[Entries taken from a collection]
----

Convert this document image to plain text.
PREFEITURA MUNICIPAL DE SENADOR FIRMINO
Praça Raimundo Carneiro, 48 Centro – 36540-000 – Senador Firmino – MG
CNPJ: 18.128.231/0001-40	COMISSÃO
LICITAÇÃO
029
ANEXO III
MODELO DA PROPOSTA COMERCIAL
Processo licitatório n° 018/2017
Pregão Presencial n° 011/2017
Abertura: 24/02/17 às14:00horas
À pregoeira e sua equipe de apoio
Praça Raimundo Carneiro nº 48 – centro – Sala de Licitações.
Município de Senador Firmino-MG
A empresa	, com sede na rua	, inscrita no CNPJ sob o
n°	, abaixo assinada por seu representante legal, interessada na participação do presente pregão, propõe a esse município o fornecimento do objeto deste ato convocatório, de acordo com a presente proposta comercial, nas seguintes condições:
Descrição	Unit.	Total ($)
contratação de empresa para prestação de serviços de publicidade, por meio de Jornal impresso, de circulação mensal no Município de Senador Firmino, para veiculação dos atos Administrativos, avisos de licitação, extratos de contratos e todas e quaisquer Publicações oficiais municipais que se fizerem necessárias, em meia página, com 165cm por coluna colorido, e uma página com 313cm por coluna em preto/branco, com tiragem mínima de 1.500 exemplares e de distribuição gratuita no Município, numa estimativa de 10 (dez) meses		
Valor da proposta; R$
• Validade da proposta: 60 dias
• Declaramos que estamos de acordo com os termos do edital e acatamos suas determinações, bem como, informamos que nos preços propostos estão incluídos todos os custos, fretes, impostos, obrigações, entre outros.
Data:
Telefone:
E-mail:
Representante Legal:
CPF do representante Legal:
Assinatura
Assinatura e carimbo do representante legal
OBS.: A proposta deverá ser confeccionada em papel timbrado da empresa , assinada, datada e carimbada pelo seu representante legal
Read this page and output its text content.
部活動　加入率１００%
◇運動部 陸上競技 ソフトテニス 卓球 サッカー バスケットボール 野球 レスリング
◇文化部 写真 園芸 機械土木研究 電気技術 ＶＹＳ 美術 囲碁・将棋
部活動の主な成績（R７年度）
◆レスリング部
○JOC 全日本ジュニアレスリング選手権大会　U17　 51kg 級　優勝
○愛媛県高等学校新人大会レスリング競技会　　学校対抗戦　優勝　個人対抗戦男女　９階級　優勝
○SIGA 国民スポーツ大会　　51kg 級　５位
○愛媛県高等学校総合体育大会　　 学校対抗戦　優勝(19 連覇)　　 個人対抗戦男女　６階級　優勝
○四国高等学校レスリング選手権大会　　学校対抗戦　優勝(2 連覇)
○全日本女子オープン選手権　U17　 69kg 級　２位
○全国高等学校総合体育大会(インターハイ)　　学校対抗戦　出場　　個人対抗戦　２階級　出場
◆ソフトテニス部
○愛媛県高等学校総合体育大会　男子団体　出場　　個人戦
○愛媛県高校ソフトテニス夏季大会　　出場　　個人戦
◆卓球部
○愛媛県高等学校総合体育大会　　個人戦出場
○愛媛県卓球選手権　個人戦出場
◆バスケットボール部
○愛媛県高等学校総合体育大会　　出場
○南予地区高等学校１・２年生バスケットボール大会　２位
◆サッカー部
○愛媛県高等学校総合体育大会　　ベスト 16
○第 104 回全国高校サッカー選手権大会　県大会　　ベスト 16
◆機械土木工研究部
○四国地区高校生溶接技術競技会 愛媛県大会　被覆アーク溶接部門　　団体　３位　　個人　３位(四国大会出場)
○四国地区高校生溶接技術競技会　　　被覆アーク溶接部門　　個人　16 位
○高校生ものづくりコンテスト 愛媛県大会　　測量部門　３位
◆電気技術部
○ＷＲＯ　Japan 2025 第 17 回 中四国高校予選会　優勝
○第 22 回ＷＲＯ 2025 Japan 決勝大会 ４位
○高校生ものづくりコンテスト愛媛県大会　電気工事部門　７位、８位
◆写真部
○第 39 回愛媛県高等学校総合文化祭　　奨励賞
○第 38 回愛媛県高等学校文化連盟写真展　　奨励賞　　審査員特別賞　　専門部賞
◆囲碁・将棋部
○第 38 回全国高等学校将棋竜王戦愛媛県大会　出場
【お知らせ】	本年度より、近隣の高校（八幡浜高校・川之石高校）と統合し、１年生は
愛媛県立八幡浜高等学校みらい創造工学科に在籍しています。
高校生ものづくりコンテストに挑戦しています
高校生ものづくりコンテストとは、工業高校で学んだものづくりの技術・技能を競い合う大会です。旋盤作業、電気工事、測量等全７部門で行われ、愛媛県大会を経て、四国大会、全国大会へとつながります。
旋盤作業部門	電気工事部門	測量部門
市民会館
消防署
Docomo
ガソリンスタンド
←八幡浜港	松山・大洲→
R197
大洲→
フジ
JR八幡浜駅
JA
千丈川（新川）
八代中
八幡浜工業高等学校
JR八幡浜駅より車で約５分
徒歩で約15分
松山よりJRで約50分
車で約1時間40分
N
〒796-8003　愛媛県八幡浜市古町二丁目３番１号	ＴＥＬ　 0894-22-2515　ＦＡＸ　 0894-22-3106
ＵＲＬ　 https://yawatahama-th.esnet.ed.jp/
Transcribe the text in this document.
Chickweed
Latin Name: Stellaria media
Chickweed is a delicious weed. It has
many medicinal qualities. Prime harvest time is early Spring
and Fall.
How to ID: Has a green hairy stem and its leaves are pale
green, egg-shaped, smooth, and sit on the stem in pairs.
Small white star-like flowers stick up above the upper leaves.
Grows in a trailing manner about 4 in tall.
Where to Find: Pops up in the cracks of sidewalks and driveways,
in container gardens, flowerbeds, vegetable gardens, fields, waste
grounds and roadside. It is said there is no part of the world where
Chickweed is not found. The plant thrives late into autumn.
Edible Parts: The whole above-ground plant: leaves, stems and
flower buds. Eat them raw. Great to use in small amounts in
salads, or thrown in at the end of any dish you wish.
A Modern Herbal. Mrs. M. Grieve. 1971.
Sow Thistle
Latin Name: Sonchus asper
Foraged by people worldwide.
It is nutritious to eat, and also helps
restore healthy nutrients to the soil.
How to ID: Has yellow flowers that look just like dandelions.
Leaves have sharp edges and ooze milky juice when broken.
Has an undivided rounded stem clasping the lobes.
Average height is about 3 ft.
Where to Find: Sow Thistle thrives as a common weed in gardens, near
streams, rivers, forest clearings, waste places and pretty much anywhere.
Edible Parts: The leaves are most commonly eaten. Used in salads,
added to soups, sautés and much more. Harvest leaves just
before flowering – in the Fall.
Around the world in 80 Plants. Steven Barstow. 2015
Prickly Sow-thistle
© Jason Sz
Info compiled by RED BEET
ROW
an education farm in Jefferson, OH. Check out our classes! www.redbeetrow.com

----

Word for word, restate all of the data shown above.

• **COMPLETED EXERCISE**
Convert this document image to plain text.
PREFEITURA MUNICIPAL DE SENADOR FIRMINO
Praça Raimundo Carneiro, 48 Centro – 36540-000 – Senador Firmino – MG
CNPJ: 18.128.231/0001-40	COMISSÃO
LICITAÇÃO
029
ANEXO III
MODELO DA PROPOSTA COMERCIAL
Processo licitatório n° 018/2017
Pregão Presencial n° 011/2017
Abertura: 24/02/17 às14:00horas
À pregoeira e sua equipe de apoio
Praça Raimundo Carneiro nº 48 – centro – Sala de Licitações.
Município de Senador Firmino-MG
A empresa	, com sede na rua	, inscrita no CNPJ sob o
n°	, abaixo assinada por seu representante legal, interessada na participação do presente pregão, propõe a esse município o fornecimento do objeto deste ato convocatório, de acordo com a presente proposta comercial, nas seguintes condições:
Descrição	Unit.	Total ($)
contratação de empresa para prestação de serviços de publicidade, por meio de Jornal impresso, de circulação mensal no Município de Senador Firmino, para veiculação dos atos Administrativos, avisos de licitação, extratos de contratos e todas e quaisquer Publicações oficiais municipais que se fizerem necessárias, em meia página, com 165cm por coluna colorido, e uma página com 313cm por coluna em preto/branco, com tiragem mínima de 1.500 exemplares e de distribuição gratuita no Município, numa estimativa de 10 (dez) meses		
Valor da proposta; R$
• Validade da proposta: 60 dias
• Declaramos que estamos de acordo com os termos do edital e acatamos suas determinações, bem como, informamos que nos preços propostos estão incluídos todos os custos, fretes, impostos, obrigações, entre outros.
Data:
Telefone:
E-mail:
Representante Legal:
CPF do representante Legal:
Assinatura
Assinatura e carimbo do representante legal
OBS.: A proposta deverá ser confeccionada em papel timbrado da empresa , assinada, datada e carimbada pelo seu representante legal
Read this page and output its text content.
部活動　加入率１００%
◇運動部 陸上競技 ソフトテニス 卓球 サッカー バスケットボール 野球 レスリング
◇文化部 写真 園芸 機械土木研究 電気技術 ＶＹＳ 美術 囲碁・将棋
部活動の主な成績（R７年度）
◆レスリング部
○JOC 全日本ジュニアレスリング選手権大会　U17　 51kg 級　優勝
○愛媛県高等学校新人大会レスリング競技会　　学校対抗戦　優勝　個人対抗戦男女　９階級　優勝
○SIGA 国民スポーツ大会　　51kg 級　５位
○愛媛県高等学校総合体育大会　　 学校対抗戦　優勝(19 連覇)　　 個人対抗戦男女　６階級　優勝
○四国高等学校レスリング選手権大会　　学校対抗戦　優勝(2 連覇)
○全日本女子オープン選手権　U17　 69kg 級　２位
○全国高等学校総合体育大会(インターハイ)　　学校対抗戦　出場　　個人対抗戦　２階級　出場
◆ソフトテニス部
○愛媛県高等学校総合体育大会　男子団体　出場　　個人戦
○愛媛県高校ソフトテニス夏季大会　　出場　　個人戦
◆卓球部
○愛媛県高等学校総合体育大会　　個人戦出場
○愛媛県卓球選手権　個人戦出場
◆バスケットボール部
○愛媛県高等学校総合体育大会　　出場
○南予地区高等学校１・２年生バスケットボール大会　２位
◆サッカー部
○愛媛県高等学校総合体育大会　　ベスト 16
○第 104 回全国高校サッカー選手権大会　県大会　　ベスト 16
◆機械土木工研究部
○四国地区高校生溶接技術競技会 愛媛県大会　被覆アーク溶接部門　　団体　３位　　個人　３位(四国大会出場)
○四国地区高校生溶接技術競技会　　　被覆アーク溶接部門　　個人　16 位
○高校生ものづくりコンテスト 愛媛県大会　　測量部門　３位
◆電気技術部
○ＷＲＯ　Japan 2025 第 17 回 中四国高校予選会　優勝
○第 22 回ＷＲＯ 2025 Japan 決勝大会 ４位
○高校生ものづくりコンテスト愛媛県大会　電気工事部門　７位、８位
◆写真部
○第 39 回愛媛県高等学校総合文化祭　　奨励賞
○第 38 回愛媛県高等学校文化連盟写真展　　奨励賞　　審査員特別賞　　専門部賞
◆囲碁・将棋部
○第 38 回全国高等学校将棋竜王戦愛媛県大会　出場
【お知らせ】	本年度より、近隣の高校（八幡浜高校・川之石高校）と統合し、１年生は
愛媛県立八幡浜高等学校みらい創造工学科に在籍しています。
高校生ものづくりコンテストに挑戦しています
高校生ものづくりコンテストとは、工業高校で学んだものづくりの技術・技能を競い合う大会です。旋盤作業、電気工事、測量等全７部門で行われ、愛媛県大会を経て、四国大会、全国大会へとつながります。
旋盤作業部門	電気工事部門	測量部門
市民会館
消防署
Docomo
ガソリンスタンド
←八幡浜港	松山・大洲→
R197
大洲→
フジ
JR八幡浜駅
JA
千丈川（新川）
八代中
八幡浜工業高等学校
JR八幡浜駅より車で約５分
徒歩で約15分
松山よりJRで約50分
車で約1時間40分
N
〒796-8003　愛媛県八幡浜市古町二丁目３番１号	ＴＥＬ　 0894-22-2515　ＦＡＸ　 0894-22-3106
ＵＲＬ　 https://yawatahama-th.esnet.ed.jp/
Transcribe the text in this document.
Chickweed
Latin Name: Stellaria media
Chickweed is a delicious weed. It has
many medicinal qualities. Prime harvest time is early Spring
and Fall.
How to ID: Has a green hairy stem and its leaves are pale
green, egg-shaped, smooth, and sit on the stem in pairs.
Small white star-like flowers stick up above the upper leaves.
Grows in a trailing manner about 4 in tall.
Where to Find: Pops up in the cracks of sidewalks and driveways,
in container gardens, flowerbeds, vegetable gardens, fields, waste
grounds and roadside. It is said there is no part of the world where
Chickweed is not found. The plant thrives late into autumn.
Edible Parts: The whole above-ground plant: leaves, stems and
flower buds. Eat them raw. Great to use in small amounts in
salads, or thrown in at the end of any dish you wish.
A Modern Herbal. Mrs. M. Grieve. 1971.
Sow Thistle
Latin Name: Sonchus asper
Foraged by people worldwide.
It is nutritious to eat, and also helps
restore healthy nutrients to the soil.
How to ID: Has yellow flowers that look just like dandelions.
Leaves have sharp edges and ooze milky juice when broken.
Has an undivided rounded stem clasping the lobes.
Average height is about 3 ft.
Where to Find: Sow Thistle thrives as a common weed in gardens, near
streams, rivers, forest clearings, waste places and pretty much anywhere.
Edible Parts: The leaves are most commonly eaten. Used in salads,
added to soups, sautés and much more. Harvest leaves just
before flowering – in the Fall.
Around the world in 80 Plants. Steven Barstow. 2015
Prickly Sow-thistle
© Jason Sz
Info compiled by RED BEET
ROW
an education farm in Jefferson, OH. Check out our classes! www.redbeetrow.com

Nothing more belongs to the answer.